== EXERCISE DETAILS ==
What is the number of lines holding the word "公司为例"? Write that number and nothing else.

— begin DATA FOR PROCESSING —

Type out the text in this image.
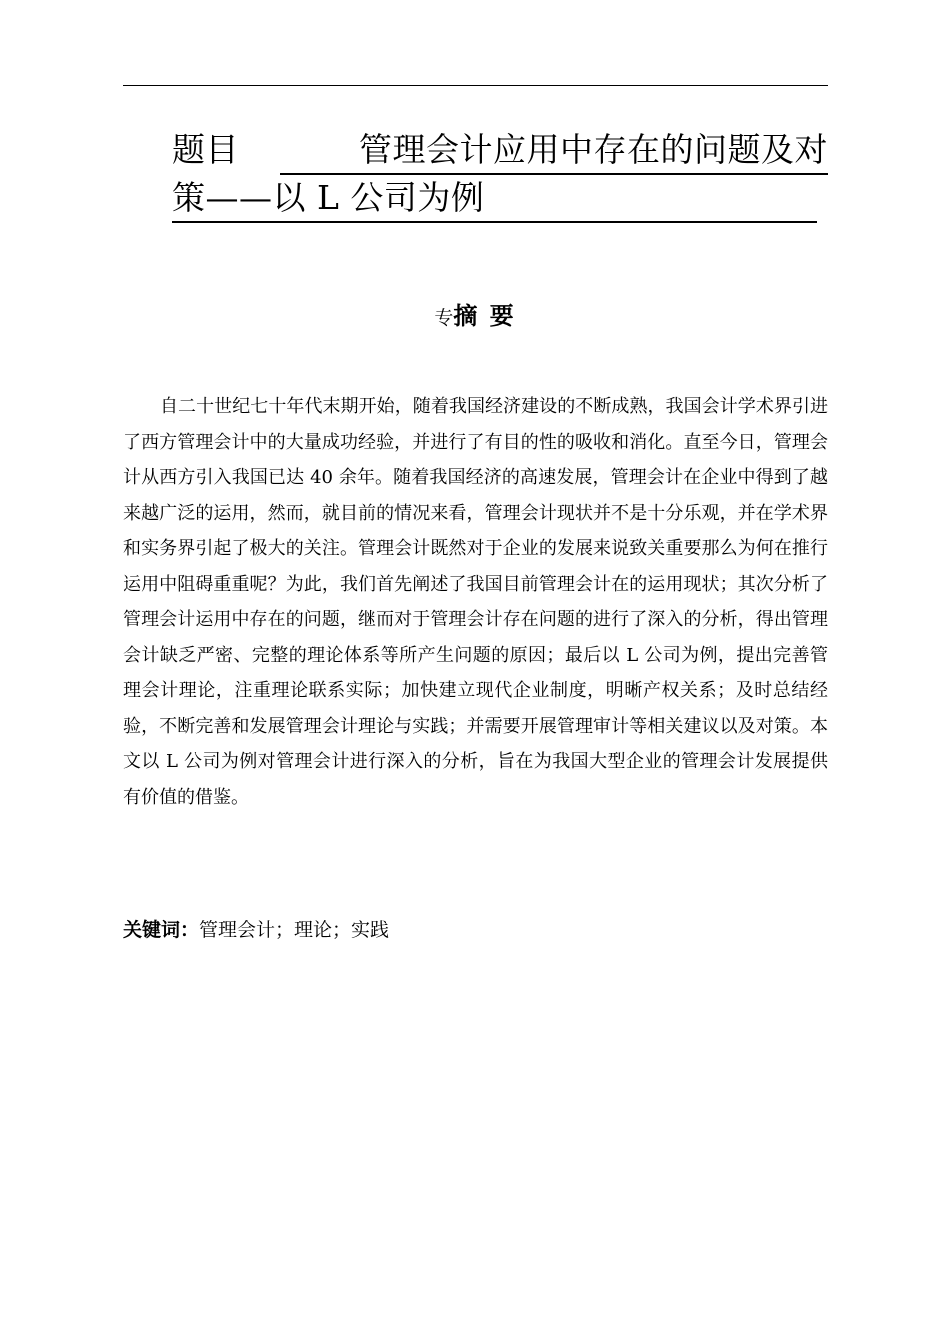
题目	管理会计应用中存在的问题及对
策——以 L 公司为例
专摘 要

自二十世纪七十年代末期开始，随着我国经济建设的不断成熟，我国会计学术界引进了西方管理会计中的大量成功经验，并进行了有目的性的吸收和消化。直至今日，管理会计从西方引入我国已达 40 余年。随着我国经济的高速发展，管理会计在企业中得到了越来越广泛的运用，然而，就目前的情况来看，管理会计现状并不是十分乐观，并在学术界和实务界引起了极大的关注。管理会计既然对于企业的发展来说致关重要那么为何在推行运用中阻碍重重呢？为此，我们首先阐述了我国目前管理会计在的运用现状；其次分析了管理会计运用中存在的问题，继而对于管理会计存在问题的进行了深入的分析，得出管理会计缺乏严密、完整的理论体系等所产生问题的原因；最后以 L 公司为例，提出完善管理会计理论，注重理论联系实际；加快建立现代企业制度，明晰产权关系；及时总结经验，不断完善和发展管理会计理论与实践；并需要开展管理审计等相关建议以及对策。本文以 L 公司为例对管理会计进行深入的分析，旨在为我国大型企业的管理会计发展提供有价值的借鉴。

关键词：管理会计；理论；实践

— end DATA FOR PROCESSING —

== WORKED SOLUTION ==
2